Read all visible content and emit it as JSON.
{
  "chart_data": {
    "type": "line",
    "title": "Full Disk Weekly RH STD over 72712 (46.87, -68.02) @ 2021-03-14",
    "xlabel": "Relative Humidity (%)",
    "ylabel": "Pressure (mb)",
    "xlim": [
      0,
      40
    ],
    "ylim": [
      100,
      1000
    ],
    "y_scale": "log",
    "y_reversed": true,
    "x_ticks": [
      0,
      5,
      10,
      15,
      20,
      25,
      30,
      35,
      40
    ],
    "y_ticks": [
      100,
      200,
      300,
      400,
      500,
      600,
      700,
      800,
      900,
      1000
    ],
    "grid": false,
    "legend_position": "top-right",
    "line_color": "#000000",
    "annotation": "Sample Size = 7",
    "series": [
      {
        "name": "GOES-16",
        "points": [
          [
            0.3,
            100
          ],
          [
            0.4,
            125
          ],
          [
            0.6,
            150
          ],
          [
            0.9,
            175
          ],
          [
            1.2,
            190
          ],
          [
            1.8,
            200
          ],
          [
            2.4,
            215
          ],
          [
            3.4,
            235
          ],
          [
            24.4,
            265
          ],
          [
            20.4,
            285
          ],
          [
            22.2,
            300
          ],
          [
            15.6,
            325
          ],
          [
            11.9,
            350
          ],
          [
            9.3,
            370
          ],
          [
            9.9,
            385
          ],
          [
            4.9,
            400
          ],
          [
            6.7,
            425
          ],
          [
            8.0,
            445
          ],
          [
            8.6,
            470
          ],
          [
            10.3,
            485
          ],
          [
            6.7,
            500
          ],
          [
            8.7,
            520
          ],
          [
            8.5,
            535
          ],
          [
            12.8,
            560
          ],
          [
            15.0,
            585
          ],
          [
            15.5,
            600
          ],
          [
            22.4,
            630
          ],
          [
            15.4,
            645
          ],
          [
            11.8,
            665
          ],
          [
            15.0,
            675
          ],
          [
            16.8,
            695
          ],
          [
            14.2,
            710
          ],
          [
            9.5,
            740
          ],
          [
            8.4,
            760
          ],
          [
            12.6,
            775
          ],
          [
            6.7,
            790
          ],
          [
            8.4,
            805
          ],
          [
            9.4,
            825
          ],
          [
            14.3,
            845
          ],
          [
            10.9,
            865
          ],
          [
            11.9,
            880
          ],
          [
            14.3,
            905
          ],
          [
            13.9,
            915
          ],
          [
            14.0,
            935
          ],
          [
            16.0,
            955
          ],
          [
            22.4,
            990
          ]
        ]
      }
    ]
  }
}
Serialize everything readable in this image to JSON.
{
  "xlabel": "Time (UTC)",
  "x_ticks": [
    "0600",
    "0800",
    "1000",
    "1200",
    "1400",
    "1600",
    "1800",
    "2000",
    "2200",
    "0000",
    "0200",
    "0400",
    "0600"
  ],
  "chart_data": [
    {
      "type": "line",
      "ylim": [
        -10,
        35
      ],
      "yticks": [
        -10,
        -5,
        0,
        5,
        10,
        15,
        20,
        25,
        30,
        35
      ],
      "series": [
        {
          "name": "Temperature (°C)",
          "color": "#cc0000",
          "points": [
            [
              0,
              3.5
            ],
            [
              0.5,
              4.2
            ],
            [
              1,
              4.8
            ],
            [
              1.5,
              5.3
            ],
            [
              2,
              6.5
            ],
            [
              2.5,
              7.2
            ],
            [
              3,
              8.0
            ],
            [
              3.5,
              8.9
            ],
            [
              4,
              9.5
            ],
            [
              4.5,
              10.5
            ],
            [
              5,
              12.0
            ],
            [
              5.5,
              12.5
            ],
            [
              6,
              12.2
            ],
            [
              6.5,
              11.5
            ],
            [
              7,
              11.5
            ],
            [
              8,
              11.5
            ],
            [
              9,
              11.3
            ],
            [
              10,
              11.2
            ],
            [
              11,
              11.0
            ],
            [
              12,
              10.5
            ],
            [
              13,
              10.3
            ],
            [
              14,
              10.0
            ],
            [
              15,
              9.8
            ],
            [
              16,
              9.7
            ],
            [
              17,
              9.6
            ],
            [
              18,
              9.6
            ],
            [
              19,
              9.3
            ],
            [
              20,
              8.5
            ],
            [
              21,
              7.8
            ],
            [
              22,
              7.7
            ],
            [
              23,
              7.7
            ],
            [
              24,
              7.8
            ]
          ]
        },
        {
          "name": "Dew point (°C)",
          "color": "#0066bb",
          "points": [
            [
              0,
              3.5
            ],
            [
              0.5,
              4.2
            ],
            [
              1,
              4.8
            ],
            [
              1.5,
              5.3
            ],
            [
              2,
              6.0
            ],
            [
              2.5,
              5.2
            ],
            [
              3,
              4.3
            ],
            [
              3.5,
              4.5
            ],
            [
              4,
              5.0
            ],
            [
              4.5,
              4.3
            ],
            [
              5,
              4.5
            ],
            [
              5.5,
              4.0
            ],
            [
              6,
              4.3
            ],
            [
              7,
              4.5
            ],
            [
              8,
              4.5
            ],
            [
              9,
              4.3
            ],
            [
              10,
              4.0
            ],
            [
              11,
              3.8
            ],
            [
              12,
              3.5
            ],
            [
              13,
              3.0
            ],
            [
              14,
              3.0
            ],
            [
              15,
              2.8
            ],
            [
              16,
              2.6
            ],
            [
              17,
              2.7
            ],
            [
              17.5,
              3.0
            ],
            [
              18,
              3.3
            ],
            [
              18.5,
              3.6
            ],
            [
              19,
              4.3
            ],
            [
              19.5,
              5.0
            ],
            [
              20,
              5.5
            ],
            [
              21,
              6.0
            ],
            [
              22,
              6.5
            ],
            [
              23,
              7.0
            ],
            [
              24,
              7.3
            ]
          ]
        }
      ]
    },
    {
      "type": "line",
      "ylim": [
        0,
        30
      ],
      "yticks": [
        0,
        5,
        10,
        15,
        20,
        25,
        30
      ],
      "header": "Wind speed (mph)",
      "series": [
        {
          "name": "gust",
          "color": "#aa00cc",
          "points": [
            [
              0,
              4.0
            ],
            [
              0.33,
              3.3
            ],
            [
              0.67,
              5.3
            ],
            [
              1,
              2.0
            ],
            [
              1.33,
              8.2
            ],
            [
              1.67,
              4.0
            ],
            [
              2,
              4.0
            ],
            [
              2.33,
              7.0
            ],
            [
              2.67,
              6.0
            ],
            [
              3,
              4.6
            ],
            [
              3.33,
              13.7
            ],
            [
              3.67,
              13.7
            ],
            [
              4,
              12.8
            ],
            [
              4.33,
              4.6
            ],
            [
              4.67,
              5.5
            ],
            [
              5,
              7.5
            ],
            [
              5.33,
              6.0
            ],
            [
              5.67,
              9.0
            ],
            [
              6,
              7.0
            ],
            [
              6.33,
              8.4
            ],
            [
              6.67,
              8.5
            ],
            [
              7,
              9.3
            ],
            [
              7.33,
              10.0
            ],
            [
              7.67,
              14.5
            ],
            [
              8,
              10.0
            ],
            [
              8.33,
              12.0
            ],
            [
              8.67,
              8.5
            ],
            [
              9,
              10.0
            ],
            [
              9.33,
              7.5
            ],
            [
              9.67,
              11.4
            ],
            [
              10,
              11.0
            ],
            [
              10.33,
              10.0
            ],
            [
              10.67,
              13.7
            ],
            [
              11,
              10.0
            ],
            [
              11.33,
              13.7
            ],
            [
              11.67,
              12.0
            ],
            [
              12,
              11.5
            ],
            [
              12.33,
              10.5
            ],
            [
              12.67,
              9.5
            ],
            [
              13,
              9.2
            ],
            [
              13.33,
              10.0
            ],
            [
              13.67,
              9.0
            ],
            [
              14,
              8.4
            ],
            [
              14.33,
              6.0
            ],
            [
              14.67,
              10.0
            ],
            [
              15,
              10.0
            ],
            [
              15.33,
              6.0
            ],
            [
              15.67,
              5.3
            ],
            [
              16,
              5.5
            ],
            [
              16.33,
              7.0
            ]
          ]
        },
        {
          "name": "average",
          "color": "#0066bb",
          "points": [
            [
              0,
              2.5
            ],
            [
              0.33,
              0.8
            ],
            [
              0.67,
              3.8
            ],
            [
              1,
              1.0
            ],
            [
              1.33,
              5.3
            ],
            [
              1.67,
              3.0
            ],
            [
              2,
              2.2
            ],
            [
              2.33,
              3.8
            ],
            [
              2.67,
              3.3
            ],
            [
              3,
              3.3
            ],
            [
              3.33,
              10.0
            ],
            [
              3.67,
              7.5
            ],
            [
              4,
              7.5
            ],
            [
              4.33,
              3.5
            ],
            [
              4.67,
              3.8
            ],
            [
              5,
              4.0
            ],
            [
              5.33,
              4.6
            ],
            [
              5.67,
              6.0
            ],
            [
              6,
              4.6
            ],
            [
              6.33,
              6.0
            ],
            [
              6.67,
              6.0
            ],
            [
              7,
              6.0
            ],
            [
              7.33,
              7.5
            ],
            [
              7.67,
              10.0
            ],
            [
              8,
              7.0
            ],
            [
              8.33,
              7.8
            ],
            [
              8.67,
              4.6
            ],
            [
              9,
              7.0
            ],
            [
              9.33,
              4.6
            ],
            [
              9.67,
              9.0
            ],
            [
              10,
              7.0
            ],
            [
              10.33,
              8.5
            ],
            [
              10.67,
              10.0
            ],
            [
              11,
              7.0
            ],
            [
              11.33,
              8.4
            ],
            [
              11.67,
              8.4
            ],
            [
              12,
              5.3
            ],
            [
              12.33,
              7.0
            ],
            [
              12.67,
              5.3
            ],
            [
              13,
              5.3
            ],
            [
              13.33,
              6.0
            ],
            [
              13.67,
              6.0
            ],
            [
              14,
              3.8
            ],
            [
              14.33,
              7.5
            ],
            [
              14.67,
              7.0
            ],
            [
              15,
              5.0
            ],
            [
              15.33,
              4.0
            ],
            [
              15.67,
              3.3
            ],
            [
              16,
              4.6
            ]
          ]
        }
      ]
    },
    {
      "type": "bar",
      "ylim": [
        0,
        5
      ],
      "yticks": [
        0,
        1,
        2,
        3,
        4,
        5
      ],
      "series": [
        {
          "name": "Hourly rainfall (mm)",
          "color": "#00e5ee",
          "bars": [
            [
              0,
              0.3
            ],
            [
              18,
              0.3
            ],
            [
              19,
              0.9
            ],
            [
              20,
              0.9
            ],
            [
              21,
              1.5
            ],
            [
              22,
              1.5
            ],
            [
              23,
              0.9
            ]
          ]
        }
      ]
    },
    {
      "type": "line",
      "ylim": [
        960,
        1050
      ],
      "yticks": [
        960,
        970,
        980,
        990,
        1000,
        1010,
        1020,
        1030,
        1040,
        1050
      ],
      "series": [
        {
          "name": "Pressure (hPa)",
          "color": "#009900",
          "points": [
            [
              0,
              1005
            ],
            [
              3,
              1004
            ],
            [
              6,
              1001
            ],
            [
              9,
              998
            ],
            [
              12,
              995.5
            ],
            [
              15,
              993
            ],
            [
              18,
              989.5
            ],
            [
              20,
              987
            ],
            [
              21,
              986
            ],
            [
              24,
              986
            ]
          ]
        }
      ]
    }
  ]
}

****

**TASK BRIEF:**
Provide only the count of lines in the material above that hold the word "Pressure".

**ANSWER TO THE EXERCISE:**
2